+++ Given data

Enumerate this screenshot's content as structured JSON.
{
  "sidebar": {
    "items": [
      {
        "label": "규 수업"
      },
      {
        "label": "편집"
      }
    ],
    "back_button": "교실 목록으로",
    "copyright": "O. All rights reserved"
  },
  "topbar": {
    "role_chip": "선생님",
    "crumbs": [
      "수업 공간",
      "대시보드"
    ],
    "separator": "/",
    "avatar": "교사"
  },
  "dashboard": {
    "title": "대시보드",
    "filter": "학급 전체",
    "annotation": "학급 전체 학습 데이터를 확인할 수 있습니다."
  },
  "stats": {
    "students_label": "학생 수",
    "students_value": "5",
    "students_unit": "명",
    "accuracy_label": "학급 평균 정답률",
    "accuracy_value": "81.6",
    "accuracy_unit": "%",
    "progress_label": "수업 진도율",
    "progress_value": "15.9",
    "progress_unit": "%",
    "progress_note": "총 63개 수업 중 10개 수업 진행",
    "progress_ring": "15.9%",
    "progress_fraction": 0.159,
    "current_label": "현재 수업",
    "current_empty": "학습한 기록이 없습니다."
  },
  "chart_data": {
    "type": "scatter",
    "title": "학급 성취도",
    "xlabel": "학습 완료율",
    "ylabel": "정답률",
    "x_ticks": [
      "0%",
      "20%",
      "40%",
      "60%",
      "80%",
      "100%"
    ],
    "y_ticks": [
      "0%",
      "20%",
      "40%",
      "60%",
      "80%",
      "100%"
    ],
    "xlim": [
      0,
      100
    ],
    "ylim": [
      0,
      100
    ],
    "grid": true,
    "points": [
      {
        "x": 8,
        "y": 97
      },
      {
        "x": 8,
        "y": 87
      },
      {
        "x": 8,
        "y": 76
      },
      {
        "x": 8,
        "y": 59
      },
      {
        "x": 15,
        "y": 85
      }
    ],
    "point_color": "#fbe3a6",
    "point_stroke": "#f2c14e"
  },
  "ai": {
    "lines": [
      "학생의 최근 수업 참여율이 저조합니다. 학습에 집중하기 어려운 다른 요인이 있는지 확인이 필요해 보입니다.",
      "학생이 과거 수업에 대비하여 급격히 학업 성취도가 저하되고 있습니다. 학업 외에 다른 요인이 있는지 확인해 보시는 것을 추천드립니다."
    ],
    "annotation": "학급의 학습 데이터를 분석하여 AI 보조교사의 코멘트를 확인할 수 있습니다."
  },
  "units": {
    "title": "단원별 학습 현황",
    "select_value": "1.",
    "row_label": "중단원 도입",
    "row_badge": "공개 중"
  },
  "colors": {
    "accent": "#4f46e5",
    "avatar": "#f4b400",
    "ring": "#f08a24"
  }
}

++++++

* _Goal of the exercise_: Consider the entries above and return each line with the string "데이터를".

* _Result of the task_:
    "annotation": "학급 전체 학습 데이터를 확인할 수 있습니다."
    "annotation": "학급의 학습 데이터를 분석하여 AI 보조교사의 코멘트를 확인할 수 있습니다."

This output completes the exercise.